[START OF EXTRACT]

On receiving such an emotica, for example, a 'smiley', the subscriber can prioritise his messages, simplifying the common problems of a jammed voicemail box and missing important calls.

He can skip the cumbersome process of having to go through the entire voicemail content to sort out the urgent ones.

One can also start the day on a happy note by sorting the 'happy' messages first, say MIT researchers Zeynep Inanoglu and Ron Caneel of the Media Lab who designed it and recently published in the science journal Newscientist.com.

According to the research, the first of its kind, "the first ten seconds of voicemail messages were used for labelling and training."

Based on a study by scientists Whittaker, Hirshbeg et al, (All Talk and All Action) which claims that human beings choose in the first 10 seconds whether to stop or keep listening to the voice, 361 message labels were compared with a previously stored data bank of hundreds of voice messages according to their 'pitch,' 'loudness' and 'rhythm.'

By extracting 'salient acoustic features' from various voicemails, the researchers decided to consider four 'axes' in voicemail correspondence. They have categorised these axes as 'valence' (happy, sad) 'activation' (calm, excited) urgency, formality and informality, the researchers say.

During trial runs on real messages, the software was actually able to distinguish between emotions ranging from excited and calm, happy and sad, but faltered during the formal and informal and urgent and non-urgent tones.

However, when the product is ready, it may take some time to reach the Indian subscribers. Not much is being done to update and popularise the cellular telephony market here.

[END OF EXTRACT]
[START OF MATERIAL PROVIDED]

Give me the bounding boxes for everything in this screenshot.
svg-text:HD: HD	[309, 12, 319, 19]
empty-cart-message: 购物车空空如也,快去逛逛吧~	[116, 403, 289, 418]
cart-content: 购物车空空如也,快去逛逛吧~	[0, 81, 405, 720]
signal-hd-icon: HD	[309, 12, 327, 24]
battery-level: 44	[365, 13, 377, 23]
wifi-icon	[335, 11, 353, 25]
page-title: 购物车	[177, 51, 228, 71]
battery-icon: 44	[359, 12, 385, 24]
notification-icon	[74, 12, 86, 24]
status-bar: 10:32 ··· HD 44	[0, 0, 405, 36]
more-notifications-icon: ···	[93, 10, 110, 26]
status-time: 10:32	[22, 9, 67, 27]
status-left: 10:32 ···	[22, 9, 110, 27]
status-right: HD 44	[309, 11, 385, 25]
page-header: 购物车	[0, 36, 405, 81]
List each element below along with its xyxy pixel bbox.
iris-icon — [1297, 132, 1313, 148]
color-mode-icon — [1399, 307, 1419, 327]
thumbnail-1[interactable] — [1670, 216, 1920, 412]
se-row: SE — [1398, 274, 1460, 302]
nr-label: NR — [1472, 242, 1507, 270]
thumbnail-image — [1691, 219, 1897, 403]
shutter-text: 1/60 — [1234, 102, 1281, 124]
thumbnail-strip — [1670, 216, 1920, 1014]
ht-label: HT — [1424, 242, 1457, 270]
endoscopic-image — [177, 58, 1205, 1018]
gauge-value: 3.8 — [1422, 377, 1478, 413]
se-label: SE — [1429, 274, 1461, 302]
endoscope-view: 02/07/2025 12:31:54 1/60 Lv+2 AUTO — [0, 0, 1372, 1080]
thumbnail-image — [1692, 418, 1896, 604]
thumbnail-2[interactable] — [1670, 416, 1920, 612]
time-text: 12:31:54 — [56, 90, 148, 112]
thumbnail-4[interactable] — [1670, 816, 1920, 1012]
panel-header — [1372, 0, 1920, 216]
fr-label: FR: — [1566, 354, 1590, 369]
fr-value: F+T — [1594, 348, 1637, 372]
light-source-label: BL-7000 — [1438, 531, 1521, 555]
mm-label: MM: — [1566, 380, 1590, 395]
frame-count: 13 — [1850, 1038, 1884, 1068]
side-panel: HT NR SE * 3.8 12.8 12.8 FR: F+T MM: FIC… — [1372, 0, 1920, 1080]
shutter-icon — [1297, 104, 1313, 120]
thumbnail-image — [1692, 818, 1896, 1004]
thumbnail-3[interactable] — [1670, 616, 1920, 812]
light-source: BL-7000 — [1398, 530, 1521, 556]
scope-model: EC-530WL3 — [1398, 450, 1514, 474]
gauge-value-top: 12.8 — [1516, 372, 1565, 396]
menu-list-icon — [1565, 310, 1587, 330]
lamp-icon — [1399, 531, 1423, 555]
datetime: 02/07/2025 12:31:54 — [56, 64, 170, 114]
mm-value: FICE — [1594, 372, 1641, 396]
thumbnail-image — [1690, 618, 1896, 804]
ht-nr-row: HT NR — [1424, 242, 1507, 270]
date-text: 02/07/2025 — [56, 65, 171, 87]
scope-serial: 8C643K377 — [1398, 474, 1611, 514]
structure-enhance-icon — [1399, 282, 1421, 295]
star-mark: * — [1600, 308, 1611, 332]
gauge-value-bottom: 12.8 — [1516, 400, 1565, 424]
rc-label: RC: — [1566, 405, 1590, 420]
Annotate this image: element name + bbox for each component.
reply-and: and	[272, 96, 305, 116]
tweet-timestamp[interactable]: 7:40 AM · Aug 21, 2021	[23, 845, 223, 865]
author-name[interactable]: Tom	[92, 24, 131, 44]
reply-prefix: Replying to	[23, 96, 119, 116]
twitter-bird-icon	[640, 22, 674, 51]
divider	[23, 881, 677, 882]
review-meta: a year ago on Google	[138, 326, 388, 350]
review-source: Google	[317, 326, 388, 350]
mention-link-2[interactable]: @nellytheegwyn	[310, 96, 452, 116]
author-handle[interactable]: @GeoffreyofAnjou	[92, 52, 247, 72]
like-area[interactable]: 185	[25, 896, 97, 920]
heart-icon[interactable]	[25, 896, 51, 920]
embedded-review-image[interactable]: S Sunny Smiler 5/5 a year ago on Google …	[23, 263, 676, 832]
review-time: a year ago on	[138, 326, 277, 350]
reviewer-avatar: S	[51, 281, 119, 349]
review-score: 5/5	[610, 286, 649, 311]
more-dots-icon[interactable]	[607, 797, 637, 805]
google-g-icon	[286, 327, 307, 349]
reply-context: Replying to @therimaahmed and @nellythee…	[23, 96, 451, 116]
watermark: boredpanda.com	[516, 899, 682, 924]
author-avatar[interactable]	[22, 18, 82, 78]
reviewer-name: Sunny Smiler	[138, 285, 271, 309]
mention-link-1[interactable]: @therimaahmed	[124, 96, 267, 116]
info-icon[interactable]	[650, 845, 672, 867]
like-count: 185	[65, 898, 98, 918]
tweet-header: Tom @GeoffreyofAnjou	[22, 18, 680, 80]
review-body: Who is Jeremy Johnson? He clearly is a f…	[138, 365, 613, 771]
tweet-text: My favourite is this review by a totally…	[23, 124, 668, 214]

[END OF MATERIAL PROVIDED]

SHORT TASK 1 =>
Answer these questions from the voicemail article:
(a) How many message labels were compared with the stored data bank of voice messages?
(b) Which part of each voicemail message was used for labelling and training?
(c) Between which tones did the software falter during trial runs on real messages?
SHORT TASK 2 =>
Continue the article on emotion-sorting voicemail software from where it stops.

TASK RESPONSE 1 =>
(a) 361
(b) The first ten seconds
(c) Formal and informal, and urgent and non-urgent

TASK RESPONSE 2 =>
"The closest that the country has reached vis-à-vis research on artificial intelligence are works on speech simulations by the Bangalore-based organisation Simputer," says Dr Amitabh Mukherjee, faculty of the Computer Science and Engineering department of the Indian Institute of Technology, Kanpur.

"As far as I know no similar research is going on here in this country and it can be attributed to the fact that the telephony penetration here is so low," he says.

"This is clearly a market driven research. The end users in India are very low compared to the western market to warrant the popularity of a such a software," Mukherjee says.

"In the artificial intelligence sector, the Simputer group has been developing voice recognition software which includes the encoding of human speech, which is the nearest we have gone to this kind of research," he says.

The lack of 'enough end customers' coupled with a still growing communications market, is enough reason that such research would take a long time to reach the Indian consumers, he says.